▶ **REQUIRED TASK**
Print every line of the listing exactly, please.

Rows from a dataset
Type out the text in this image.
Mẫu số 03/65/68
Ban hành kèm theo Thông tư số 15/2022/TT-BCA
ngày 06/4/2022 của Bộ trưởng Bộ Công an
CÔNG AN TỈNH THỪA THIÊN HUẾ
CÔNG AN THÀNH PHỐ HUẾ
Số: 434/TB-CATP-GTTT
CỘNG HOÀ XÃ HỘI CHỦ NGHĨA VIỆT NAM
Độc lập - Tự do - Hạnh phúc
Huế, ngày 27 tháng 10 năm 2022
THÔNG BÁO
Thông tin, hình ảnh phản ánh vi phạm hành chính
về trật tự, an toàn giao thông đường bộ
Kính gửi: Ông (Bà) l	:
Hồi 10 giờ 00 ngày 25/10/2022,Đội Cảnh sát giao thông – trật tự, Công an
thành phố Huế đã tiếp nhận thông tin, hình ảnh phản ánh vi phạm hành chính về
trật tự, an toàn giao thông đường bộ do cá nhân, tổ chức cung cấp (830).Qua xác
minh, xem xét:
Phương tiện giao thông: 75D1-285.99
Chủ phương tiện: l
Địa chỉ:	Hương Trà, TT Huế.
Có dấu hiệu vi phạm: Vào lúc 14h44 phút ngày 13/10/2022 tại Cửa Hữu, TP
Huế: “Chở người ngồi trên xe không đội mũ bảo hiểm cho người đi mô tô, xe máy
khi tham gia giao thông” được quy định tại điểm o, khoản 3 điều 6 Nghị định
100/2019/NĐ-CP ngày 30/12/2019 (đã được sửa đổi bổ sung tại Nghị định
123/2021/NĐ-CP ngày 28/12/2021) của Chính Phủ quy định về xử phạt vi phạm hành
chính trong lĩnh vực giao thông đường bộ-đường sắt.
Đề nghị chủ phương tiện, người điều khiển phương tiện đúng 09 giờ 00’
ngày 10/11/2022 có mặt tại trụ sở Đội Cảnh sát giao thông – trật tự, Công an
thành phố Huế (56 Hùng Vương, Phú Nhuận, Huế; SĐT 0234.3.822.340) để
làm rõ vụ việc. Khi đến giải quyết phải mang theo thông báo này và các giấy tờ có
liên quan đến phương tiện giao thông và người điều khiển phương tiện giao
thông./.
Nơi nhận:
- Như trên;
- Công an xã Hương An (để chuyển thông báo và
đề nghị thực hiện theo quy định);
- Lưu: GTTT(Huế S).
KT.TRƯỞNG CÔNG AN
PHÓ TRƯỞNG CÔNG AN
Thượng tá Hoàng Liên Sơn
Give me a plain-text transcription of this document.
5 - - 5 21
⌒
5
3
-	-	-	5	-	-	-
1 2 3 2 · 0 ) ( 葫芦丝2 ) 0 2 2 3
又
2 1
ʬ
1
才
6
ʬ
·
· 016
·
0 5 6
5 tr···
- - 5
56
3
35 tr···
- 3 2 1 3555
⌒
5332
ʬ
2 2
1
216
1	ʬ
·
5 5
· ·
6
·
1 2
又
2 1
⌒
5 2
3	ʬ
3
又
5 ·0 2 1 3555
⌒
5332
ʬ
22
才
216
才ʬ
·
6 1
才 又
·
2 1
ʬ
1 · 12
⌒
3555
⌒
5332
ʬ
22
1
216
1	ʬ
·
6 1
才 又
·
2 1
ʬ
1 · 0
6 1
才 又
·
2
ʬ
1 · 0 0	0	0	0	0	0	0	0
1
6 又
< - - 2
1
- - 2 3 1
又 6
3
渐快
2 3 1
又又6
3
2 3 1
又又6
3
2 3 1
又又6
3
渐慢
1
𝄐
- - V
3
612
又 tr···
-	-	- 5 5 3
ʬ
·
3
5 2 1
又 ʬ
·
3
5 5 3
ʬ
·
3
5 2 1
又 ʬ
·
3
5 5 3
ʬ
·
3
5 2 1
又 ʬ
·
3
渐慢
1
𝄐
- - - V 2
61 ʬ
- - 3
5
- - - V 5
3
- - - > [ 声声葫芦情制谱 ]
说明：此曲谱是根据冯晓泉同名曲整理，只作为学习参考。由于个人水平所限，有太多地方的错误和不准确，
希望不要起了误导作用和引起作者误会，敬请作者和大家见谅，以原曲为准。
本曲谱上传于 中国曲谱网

▶ **EXERCISE ANSWER**
Type out the text in this image.
Mẫu số 03/65/68
Ban hành kèm theo Thông tư số 15/2022/TT-BCA
ngày 06/4/2022 của Bộ trưởng Bộ Công an
CÔNG AN TỈNH THỪA THIÊN HUẾ
CÔNG AN THÀNH PHỐ HUẾ
Số: 434/TB-CATP-GTTT
CỘNG HOÀ XÃ HỘI CHỦ NGHĨA VIỆT NAM
Độc lập - Tự do - Hạnh phúc
Huế, ngày 27 tháng 10 năm 2022
THÔNG BÁO
Thông tin, hình ảnh phản ánh vi phạm hành chính
về trật tự, an toàn giao thông đường bộ
Kính gửi: Ông (Bà) l	:
Hồi 10 giờ 00 ngày 25/10/2022,Đội Cảnh sát giao thông – trật tự, Công an
thành phố Huế đã tiếp nhận thông tin, hình ảnh phản ánh vi phạm hành chính về
trật tự, an toàn giao thông đường bộ do cá nhân, tổ chức cung cấp (830).Qua xác
minh, xem xét:
Phương tiện giao thông: 75D1-285.99
Chủ phương tiện: l
Địa chỉ:	Hương Trà, TT Huế.
Có dấu hiệu vi phạm: Vào lúc 14h44 phút ngày 13/10/2022 tại Cửa Hữu, TP
Huế: “Chở người ngồi trên xe không đội mũ bảo hiểm cho người đi mô tô, xe máy
khi tham gia giao thông” được quy định tại điểm o, khoản 3 điều 6 Nghị định
100/2019/NĐ-CP ngày 30/12/2019 (đã được sửa đổi bổ sung tại Nghị định
123/2021/NĐ-CP ngày 28/12/2021) của Chính Phủ quy định về xử phạt vi phạm hành
chính trong lĩnh vực giao thông đường bộ-đường sắt.
Đề nghị chủ phương tiện, người điều khiển phương tiện đúng 09 giờ 00’
ngày 10/11/2022 có mặt tại trụ sở Đội Cảnh sát giao thông – trật tự, Công an
thành phố Huế (56 Hùng Vương, Phú Nhuận, Huế; SĐT 0234.3.822.340) để
làm rõ vụ việc. Khi đến giải quyết phải mang theo thông báo này và các giấy tờ có
liên quan đến phương tiện giao thông và người điều khiển phương tiện giao
thông./.
Nơi nhận:
- Như trên;
- Công an xã Hương An (để chuyển thông báo và
đề nghị thực hiện theo quy định);
- Lưu: GTTT(Huế S).
KT.TRƯỞNG CÔNG AN
PHÓ TRƯỞNG CÔNG AN
Thượng tá Hoàng Liên Sơn
Give me a plain-text transcription of this document.
5 - - 5 21
⌒
5
3
-	-	-	5	-	-	-
1 2 3 2 · 0 ) ( 葫芦丝2 ) 0 2 2 3
又
2 1
ʬ
1
才
6
ʬ
·
· 016
·
0 5 6
5 tr···
- - 5
56
3
35 tr···
- 3 2 1 3555
⌒
5332
ʬ
2 2
1
216
1	ʬ
·
5 5
· ·
6
·
1 2
又
2 1
⌒
5 2
3	ʬ
3
又
5 ·0 2 1 3555
⌒
5332
ʬ
22
才
216
才ʬ
·
6 1
才 又
·
2 1
ʬ
1 · 12
⌒
3555
⌒
5332
ʬ
22
1
216
1	ʬ
·
6 1
才 又
·
2 1
ʬ
1 · 0
6 1
才 又
·
2
ʬ
1 · 0 0	0	0	0	0	0	0	0
1
6 又
< - - 2
1
- - 2 3 1
又 6
3
渐快
2 3 1
又又6
3
2 3 1
又又6
3
2 3 1
又又6
3
渐慢
1
𝄐
- - V
3
612
又 tr···
-	-	- 5 5 3
ʬ
·
3
5 2 1
又 ʬ
·
3
5 5 3
ʬ
·
3
5 2 1
又 ʬ
·
3
5 5 3
ʬ
·
3
5 2 1
又 ʬ
·
3
渐慢
1
𝄐
- - - V 2
61 ʬ
- - 3
5
- - - V 5
3
- - - > [ 声声葫芦情制谱 ]
说明：此曲谱是根据冯晓泉同名曲整理，只作为学习参考。由于个人水平所限，有太多地方的错误和不准确，
希望不要起了误导作用和引起作者误会，敬请作者和大家见谅，以原曲为准。
本曲谱上传于 中国曲谱网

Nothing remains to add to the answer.